** TASK DESCRIPTION **
Count every line in the entries that follow where the word "Material" appears, then state only the total.

* Begin DATA ROWS *

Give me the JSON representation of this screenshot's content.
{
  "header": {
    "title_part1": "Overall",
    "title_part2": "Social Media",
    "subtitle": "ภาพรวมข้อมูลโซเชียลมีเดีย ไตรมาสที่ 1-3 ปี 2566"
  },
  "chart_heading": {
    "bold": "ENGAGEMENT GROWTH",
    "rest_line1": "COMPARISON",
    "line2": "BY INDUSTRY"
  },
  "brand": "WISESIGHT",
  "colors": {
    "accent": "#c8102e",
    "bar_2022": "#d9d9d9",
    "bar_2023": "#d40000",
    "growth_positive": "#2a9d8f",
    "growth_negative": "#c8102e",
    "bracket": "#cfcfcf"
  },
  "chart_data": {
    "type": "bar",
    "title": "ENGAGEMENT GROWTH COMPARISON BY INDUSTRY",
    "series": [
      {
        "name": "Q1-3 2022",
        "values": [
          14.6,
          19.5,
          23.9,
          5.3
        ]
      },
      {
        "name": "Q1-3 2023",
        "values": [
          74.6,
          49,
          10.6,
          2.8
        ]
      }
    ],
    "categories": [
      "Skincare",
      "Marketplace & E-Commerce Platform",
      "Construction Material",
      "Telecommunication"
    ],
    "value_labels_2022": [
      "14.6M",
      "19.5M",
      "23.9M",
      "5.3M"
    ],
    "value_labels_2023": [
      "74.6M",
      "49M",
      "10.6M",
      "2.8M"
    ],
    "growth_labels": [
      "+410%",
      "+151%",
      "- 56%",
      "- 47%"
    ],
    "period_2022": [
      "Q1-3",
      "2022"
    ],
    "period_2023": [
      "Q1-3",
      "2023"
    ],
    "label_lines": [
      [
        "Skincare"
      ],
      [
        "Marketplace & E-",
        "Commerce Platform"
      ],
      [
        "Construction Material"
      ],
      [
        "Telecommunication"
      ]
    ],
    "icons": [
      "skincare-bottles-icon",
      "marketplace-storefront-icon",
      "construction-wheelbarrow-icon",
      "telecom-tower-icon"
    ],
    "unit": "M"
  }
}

* End DATA ROWS *

** EXERCISE RESULT **
2